[START OF STORED RECORDS]

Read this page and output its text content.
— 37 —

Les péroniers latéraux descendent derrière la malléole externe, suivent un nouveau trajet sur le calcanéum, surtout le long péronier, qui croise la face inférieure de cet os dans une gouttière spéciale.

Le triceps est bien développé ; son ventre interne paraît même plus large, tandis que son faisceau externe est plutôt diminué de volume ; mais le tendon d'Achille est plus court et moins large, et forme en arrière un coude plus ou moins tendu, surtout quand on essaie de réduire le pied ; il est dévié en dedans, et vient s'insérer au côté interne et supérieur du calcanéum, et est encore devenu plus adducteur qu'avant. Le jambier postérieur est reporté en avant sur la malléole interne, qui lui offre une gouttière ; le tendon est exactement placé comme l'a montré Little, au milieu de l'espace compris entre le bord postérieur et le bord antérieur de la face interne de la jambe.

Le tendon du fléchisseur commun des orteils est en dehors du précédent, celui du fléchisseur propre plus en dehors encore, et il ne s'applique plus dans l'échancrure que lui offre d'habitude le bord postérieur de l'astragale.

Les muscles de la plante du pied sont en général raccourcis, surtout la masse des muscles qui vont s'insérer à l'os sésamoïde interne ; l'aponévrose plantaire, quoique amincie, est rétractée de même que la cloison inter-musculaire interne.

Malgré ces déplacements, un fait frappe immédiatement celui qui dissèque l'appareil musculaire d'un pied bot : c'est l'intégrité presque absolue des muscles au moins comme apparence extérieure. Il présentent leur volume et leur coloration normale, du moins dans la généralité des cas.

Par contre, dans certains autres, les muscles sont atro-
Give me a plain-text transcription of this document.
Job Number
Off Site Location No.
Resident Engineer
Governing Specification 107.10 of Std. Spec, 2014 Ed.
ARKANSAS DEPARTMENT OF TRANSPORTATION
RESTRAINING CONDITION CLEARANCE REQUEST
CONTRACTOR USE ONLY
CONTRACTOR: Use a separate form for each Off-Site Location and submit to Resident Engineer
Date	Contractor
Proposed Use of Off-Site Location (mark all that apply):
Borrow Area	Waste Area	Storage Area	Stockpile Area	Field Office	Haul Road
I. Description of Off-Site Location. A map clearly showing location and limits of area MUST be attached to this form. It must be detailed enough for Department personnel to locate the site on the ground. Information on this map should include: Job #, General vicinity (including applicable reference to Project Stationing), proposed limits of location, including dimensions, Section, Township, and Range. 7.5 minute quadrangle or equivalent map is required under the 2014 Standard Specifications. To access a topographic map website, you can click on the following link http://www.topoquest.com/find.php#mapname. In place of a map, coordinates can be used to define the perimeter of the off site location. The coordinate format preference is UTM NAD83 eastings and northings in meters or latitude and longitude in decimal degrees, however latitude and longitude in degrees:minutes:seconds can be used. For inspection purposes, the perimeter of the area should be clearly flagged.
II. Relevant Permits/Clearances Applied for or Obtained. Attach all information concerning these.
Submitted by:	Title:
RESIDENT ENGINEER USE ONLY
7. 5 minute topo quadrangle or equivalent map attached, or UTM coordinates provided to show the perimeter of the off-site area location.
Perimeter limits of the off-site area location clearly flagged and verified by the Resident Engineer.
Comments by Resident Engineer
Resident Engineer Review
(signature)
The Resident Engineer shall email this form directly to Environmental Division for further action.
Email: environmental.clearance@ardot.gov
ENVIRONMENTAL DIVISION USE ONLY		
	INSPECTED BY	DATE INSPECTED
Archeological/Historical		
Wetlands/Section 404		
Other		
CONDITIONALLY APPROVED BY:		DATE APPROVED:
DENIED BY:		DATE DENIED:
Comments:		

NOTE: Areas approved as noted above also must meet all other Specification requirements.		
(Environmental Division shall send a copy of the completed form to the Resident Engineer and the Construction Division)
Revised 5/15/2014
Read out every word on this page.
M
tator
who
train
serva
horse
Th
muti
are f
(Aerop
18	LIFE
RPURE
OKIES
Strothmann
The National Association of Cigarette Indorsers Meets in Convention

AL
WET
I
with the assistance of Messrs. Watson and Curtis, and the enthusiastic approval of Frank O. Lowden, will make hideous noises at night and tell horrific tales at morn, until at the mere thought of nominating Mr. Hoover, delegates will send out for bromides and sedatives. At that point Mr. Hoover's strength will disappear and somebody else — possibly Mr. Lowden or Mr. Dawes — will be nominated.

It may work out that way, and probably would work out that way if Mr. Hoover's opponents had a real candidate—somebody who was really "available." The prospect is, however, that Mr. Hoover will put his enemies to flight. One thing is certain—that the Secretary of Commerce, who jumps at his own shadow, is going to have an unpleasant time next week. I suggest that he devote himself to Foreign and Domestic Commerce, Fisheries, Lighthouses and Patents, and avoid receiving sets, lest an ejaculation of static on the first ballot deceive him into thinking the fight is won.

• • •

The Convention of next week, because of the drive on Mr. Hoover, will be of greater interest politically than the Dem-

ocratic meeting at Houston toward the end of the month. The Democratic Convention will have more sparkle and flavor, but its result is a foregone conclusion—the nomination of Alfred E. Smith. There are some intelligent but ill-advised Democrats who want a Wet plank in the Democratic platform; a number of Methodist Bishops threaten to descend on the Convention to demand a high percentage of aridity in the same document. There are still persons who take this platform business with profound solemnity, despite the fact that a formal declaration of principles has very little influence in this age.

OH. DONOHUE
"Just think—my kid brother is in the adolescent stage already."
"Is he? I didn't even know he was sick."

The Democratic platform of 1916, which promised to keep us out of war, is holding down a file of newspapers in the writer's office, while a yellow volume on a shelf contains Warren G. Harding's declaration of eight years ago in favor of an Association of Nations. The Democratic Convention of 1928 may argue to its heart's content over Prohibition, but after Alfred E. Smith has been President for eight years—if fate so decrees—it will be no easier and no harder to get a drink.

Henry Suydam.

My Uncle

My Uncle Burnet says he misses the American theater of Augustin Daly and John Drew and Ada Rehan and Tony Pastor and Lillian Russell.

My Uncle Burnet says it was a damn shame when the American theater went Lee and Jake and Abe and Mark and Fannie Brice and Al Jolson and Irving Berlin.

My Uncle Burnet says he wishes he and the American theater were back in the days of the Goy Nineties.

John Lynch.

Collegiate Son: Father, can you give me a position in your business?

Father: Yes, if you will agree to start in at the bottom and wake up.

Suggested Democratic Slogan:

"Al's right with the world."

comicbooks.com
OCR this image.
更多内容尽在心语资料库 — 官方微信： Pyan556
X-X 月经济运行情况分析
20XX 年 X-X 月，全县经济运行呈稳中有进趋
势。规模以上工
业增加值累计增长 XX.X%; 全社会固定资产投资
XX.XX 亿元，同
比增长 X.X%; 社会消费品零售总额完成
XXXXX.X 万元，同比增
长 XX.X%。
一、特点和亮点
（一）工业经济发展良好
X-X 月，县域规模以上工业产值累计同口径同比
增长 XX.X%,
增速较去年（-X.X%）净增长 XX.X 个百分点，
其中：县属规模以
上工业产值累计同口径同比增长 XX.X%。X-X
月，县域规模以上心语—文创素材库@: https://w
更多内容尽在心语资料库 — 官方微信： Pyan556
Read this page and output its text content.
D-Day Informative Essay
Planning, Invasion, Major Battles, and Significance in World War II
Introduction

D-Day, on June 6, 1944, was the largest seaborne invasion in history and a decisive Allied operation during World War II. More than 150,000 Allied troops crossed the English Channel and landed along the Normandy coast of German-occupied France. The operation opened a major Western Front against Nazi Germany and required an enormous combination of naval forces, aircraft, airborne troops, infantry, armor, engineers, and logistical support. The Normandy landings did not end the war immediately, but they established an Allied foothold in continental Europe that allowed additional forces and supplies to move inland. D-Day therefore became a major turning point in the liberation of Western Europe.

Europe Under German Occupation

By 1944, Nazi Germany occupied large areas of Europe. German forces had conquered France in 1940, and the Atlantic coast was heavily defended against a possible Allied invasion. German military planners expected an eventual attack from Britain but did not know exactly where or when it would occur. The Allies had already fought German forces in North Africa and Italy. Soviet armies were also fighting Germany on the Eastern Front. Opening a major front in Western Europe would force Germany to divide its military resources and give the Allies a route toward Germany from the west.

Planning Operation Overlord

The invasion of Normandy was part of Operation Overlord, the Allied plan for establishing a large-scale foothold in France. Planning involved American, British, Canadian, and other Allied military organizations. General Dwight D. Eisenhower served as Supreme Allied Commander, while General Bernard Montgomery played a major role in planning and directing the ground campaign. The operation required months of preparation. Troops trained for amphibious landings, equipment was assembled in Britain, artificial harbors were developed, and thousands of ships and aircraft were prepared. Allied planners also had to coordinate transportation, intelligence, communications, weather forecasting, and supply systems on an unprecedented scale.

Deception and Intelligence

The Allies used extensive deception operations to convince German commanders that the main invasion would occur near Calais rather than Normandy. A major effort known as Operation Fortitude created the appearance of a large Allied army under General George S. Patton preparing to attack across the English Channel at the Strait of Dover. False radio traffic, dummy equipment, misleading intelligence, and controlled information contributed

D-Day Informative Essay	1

[END OF STORED RECORDS]

**WRITTEN INSTRUCTION**
Which lines hold the word "forces"? Copy each of them from the records.

**ANSWER FOR THE TASK**
D-Day, on June 6, 1944, was the largest seaborne invasion in history and a decisive Allied operation during World War II. More than 150,000 Allied troops crossed the English Channel and landed along the Normandy coast of German-occupied France. The operation opened a major Western Front against Nazi Germany and required an enormous combination of naval forces, aircraft, airborne troops, infantry, armor, engineers, and logistical support. The Normandy landings did not end the war immediately, but they established an Allied foothold in continental Europe that allowed additional forces and supplies to move inland. D-Day therefore became a major turning point in the liberation of Western Europe.
By 1944, Nazi Germany occupied large areas of Europe. German forces had conquered France in 1940, and the Atlantic coast was heavily defended against a possible Allied invasion. German military planners expected an eventual attack from Britain but did not know exactly where or when it would occur. The Allies had already fought German forces in North Africa and Italy. Soviet armies were also fighting Germany on the Eastern Front. Opening a major front in Western Europe would force Germany to divide its military resources and give the Allies a route toward Germany from the west.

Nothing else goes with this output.